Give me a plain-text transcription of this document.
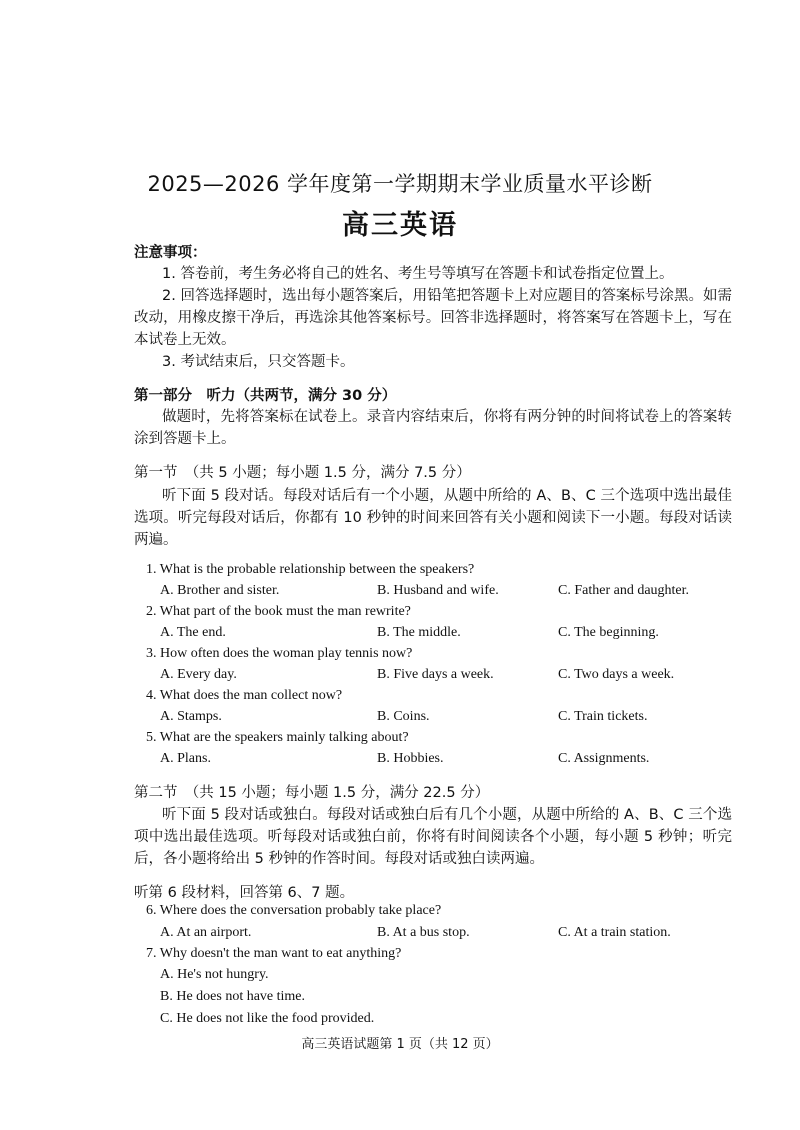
2025—2026 学年度第一学期期末学业质量水平诊断
高三英语
注意事项：
1. 答卷前，考生务必将自己的姓名、考生号等填写在答题卡和试卷指定位置上。
2. 回答选择题时，选出每小题答案后，用铅笔把答题卡上对应题目的答案标号涂黑。如需改动，用橡皮擦干净后，再选涂其他答案标号。回答非选择题时，将答案写在答题卡上，写在本试卷上无效。
3. 考试结束后，只交答题卡。
第一部分　听力（共两节，满分 30 分）
做题时，先将答案标在试卷上。录音内容结束后，你将有两分钟的时间将试卷上的答案转涂到答题卡上。
第一节　（共 5 小题；每小题 1.5 分，满分 7.5 分）
听下面 5 段对话。每段对话后有一个小题，从题中所给的 A、B、C 三个选项中选出最佳选项。听完每段对话后，你都有 10 秒钟的时间来回答有关小题和阅读下一小题。每段对话读两遍。
1. What is the probable relationship between the speakers?
A. Brother and sister.	B. Husband and wife.	C. Father and daughter.
2. What part of the book must the man rewrite?
A. The end.	B. The middle.	C. The beginning.
3. How often does the woman play tennis now?
A. Every day.	B. Five days a week.	C. Two days a week.
4. What does the man collect now?
A. Stamps.	B. Coins.	C. Train tickets.
5. What are the speakers mainly talking about?
A. Plans.	B. Hobbies.	C. Assignments.
第二节　（共 15 小题；每小题 1.5 分，满分 22.5 分）
听下面 5 段对话或独白。每段对话或独白后有几个小题，从题中所给的 A、B、C 三个选项中选出最佳选项。听每段对话或独白前，你将有时间阅读各个小题，每小题 5 秒钟；听完后，各小题将给出 5 秒钟的作答时间。每段对话或独白读两遍。
听第 6 段材料，回答第 6、7 题。
6. Where does the conversation probably take place?
A. At an airport.	B. At a bus stop.	C. At a train station.
7. Why doesn't the man want to eat anything?
A. He's not hungry.
B. He does not have time.
C. He does not like the food provided.
高三英语试题第 1 页（共 12 页）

**What is required:** Every record above must be given again exactly; drop the pictures.

**Worked answer:**
Give me a plain-text transcription of this document.
2025—2026 学年度第一学期期末学业质量水平诊断
高三英语
注意事项：
1. 答卷前，考生务必将自己的姓名、考生号等填写在答题卡和试卷指定位置上。
2. 回答选择题时，选出每小题答案后，用铅笔把答题卡上对应题目的答案标号涂黑。如需改动，用橡皮擦干净后，再选涂其他答案标号。回答非选择题时，将答案写在答题卡上，写在本试卷上无效。
3. 考试结束后，只交答题卡。
第一部分　听力（共两节，满分 30 分）
做题时，先将答案标在试卷上。录音内容结束后，你将有两分钟的时间将试卷上的答案转涂到答题卡上。
第一节　（共 5 小题；每小题 1.5 分，满分 7.5 分）
听下面 5 段对话。每段对话后有一个小题，从题中所给的 A、B、C 三个选项中选出最佳选项。听完每段对话后，你都有 10 秒钟的时间来回答有关小题和阅读下一小题。每段对话读两遍。
1. What is the probable relationship between the speakers?
A. Brother and sister.	B. Husband and wife.	C. Father and daughter.
2. What part of the book must the man rewrite?
A. The end.	B. The middle.	C. The beginning.
3. How often does the woman play tennis now?
A. Every day.	B. Five days a week.	C. Two days a week.
4. What does the man collect now?
A. Stamps.	B. Coins.	C. Train tickets.
5. What are the speakers mainly talking about?
A. Plans.	B. Hobbies.	C. Assignments.
第二节　（共 15 小题；每小题 1.5 分，满分 22.5 分）
听下面 5 段对话或独白。每段对话或独白后有几个小题，从题中所给的 A、B、C 三个选项中选出最佳选项。听每段对话或独白前，你将有时间阅读各个小题，每小题 5 秒钟；听完后，各小题将给出 5 秒钟的作答时间。每段对话或独白读两遍。
听第 6 段材料，回答第 6、7 题。
6. Where does the conversation probably take place?
A. At an airport.	B. At a bus stop.	C. At a train station.
7. Why doesn't the man want to eat anything?
A. He's not hungry.
B. He does not have time.
C. He does not like the food provided.
高三英语试题第 1 页（共 12 页）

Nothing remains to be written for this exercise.